[Start of section]
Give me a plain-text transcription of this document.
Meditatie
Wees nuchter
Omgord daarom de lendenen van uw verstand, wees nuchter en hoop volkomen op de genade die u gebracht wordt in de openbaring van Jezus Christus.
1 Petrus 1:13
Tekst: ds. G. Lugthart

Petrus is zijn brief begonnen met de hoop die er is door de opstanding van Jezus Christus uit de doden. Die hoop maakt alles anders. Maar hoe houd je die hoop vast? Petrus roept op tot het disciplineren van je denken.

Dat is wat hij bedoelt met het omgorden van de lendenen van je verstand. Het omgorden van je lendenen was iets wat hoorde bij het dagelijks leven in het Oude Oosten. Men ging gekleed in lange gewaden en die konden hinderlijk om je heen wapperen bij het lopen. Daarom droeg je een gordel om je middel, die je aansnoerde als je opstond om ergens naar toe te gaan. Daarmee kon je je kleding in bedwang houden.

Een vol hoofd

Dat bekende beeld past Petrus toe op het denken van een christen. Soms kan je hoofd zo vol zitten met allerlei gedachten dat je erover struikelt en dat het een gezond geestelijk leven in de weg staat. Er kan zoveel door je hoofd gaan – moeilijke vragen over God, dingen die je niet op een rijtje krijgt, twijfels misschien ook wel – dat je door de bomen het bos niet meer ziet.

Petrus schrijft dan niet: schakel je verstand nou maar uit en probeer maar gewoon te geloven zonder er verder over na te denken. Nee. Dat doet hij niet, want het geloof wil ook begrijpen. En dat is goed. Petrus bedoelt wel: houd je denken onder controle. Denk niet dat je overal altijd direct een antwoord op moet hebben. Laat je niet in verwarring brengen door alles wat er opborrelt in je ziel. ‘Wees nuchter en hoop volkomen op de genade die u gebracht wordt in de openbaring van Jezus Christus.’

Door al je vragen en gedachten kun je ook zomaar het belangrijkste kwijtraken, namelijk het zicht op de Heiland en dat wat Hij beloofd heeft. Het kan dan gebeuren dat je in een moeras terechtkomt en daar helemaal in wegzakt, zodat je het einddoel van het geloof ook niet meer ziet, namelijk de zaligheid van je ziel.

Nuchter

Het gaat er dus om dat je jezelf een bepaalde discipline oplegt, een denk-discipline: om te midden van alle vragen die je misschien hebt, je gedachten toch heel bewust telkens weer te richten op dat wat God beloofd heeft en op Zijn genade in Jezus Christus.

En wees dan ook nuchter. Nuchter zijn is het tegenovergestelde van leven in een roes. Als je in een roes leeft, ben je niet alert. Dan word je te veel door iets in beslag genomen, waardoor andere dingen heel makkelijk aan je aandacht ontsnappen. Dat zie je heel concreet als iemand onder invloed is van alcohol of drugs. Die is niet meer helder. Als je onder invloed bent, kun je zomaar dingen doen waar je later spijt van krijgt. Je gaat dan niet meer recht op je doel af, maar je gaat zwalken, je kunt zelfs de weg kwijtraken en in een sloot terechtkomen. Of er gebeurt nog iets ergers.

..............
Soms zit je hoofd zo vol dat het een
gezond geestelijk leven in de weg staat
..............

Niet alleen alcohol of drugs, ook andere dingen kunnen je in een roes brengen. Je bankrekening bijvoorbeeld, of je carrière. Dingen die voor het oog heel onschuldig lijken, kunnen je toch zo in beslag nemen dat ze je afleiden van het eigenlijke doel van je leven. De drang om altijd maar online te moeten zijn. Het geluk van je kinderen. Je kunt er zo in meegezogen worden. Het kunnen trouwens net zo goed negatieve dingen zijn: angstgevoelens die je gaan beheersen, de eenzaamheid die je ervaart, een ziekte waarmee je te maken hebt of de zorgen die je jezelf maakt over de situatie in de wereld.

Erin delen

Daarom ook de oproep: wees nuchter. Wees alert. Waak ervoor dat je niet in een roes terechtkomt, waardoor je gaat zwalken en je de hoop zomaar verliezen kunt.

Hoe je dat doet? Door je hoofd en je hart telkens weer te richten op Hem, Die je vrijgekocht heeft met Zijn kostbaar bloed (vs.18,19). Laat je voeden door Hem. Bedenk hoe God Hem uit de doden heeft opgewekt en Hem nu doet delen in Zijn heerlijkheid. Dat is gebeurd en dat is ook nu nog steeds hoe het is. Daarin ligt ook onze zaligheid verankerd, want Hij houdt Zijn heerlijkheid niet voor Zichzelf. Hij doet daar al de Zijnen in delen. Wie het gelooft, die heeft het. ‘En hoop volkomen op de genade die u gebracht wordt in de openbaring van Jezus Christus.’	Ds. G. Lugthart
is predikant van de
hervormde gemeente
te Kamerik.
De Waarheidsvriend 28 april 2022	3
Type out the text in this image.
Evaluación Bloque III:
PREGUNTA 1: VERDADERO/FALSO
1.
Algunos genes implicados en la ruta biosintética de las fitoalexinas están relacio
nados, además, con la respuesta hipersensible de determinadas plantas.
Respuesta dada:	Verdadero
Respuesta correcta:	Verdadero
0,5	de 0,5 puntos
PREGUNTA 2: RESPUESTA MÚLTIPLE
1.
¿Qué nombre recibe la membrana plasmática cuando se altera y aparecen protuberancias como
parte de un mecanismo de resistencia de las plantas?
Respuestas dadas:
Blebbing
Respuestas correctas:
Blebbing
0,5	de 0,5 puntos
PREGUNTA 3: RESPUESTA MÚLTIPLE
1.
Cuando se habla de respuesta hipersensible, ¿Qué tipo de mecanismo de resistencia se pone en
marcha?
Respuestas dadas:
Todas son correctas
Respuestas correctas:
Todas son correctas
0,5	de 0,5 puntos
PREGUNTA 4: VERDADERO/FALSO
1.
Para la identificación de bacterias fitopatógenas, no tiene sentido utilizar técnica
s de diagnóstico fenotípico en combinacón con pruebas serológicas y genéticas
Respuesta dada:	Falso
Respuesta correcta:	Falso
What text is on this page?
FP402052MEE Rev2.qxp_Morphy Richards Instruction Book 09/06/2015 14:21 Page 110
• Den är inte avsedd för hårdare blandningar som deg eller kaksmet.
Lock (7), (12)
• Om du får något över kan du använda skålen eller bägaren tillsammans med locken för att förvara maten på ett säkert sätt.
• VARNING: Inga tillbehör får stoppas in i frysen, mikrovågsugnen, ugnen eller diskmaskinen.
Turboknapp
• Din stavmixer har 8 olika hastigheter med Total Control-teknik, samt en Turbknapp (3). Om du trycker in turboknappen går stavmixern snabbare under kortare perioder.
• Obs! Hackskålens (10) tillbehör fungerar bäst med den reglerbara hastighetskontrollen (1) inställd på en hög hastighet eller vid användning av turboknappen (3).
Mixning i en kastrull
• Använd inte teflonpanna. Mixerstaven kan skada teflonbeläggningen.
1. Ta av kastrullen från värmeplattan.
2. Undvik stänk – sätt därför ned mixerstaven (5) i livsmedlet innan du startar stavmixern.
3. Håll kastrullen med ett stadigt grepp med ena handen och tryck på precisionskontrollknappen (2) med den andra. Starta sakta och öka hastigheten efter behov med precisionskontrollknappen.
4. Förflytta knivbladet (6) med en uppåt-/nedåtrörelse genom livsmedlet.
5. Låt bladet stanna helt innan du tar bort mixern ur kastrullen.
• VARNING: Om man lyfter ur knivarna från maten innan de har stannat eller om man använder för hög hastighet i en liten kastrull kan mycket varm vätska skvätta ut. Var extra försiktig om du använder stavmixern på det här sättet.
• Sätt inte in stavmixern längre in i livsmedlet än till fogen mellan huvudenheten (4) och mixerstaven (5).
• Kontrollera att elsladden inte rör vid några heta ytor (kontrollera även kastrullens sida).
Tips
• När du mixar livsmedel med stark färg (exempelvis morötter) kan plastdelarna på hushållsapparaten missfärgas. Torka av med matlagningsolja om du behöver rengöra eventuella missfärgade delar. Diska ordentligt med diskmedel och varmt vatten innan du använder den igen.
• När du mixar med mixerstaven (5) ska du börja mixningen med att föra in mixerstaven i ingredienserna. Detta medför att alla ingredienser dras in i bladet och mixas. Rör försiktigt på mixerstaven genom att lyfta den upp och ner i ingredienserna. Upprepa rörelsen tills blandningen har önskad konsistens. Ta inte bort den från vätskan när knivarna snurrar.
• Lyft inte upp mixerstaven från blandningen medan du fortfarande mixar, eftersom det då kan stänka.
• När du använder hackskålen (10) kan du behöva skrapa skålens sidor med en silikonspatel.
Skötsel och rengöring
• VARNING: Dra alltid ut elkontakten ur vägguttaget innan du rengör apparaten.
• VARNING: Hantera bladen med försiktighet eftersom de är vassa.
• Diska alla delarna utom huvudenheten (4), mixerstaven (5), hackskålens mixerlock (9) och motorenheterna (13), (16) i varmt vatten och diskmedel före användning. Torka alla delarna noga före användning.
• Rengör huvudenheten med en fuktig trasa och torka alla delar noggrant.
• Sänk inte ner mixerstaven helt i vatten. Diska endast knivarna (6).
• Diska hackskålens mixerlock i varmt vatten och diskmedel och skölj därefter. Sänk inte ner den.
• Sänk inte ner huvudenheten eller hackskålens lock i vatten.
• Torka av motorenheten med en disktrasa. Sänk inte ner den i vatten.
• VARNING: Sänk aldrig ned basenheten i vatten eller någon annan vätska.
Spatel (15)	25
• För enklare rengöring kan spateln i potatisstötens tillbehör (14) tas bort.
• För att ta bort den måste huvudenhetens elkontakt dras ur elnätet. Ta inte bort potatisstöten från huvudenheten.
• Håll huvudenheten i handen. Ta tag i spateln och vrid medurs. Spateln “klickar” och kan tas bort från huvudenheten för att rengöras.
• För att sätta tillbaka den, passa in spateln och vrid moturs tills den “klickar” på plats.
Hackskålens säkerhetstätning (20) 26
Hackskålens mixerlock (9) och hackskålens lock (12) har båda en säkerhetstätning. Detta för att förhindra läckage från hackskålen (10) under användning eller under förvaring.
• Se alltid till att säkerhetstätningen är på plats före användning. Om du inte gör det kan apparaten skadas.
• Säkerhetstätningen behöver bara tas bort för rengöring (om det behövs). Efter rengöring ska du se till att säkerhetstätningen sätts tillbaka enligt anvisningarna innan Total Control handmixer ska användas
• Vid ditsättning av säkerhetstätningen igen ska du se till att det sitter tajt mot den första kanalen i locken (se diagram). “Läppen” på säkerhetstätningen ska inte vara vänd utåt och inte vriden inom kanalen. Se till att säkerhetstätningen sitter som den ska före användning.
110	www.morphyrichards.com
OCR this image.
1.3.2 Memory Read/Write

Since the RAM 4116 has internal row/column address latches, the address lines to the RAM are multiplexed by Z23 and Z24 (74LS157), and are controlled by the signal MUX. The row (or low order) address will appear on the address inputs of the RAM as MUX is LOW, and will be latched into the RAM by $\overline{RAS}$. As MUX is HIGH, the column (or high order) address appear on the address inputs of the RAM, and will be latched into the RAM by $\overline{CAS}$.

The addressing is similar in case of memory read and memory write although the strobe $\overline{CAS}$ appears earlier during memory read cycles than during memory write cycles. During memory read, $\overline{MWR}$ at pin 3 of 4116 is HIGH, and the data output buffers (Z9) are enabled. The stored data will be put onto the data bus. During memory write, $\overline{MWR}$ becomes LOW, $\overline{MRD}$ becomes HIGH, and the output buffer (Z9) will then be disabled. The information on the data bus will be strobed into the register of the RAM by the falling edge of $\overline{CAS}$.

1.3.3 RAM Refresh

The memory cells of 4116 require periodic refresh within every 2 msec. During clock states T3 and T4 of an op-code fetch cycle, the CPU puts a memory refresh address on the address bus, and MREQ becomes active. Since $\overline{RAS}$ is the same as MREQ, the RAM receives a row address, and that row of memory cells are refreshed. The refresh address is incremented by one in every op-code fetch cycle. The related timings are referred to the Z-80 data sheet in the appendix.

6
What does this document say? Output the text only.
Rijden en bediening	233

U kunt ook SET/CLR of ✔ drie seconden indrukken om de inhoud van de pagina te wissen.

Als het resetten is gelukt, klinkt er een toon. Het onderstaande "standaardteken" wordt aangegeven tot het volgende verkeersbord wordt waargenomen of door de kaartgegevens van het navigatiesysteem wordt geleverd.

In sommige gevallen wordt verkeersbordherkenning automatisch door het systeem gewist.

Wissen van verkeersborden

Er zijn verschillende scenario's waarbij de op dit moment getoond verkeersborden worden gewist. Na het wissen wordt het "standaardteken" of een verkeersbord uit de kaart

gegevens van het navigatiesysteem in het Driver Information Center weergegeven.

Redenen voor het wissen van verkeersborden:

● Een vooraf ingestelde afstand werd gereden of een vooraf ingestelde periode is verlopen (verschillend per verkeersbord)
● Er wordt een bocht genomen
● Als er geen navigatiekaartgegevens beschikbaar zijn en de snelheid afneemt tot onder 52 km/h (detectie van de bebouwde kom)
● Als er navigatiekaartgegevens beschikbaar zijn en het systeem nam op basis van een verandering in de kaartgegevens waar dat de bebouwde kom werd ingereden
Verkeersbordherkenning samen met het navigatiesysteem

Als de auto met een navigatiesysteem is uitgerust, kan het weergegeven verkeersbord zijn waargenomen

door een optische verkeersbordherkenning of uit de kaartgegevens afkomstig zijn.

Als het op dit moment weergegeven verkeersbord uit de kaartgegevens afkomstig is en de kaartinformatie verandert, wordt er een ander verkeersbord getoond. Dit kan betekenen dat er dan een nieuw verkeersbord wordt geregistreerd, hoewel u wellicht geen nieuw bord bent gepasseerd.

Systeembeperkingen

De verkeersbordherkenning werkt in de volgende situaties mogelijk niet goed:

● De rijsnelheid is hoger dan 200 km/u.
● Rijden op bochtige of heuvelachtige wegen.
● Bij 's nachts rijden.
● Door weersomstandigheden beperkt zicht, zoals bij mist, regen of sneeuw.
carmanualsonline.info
[End of section]
● **Your objective**: When the word "werd" appears in a line of the listing, pull that line out.

● **Exercise response**:
● Een vooraf ingestelde afstand werd gereden of een vooraf ingestelde periode is verlopen (verschillend per verkeersbord)
● Als er navigatiekaartgegevens beschikbaar zijn en het systeem nam op basis van een verandering in de kaartgegevens waar dat de bebouwde kom werd ingereden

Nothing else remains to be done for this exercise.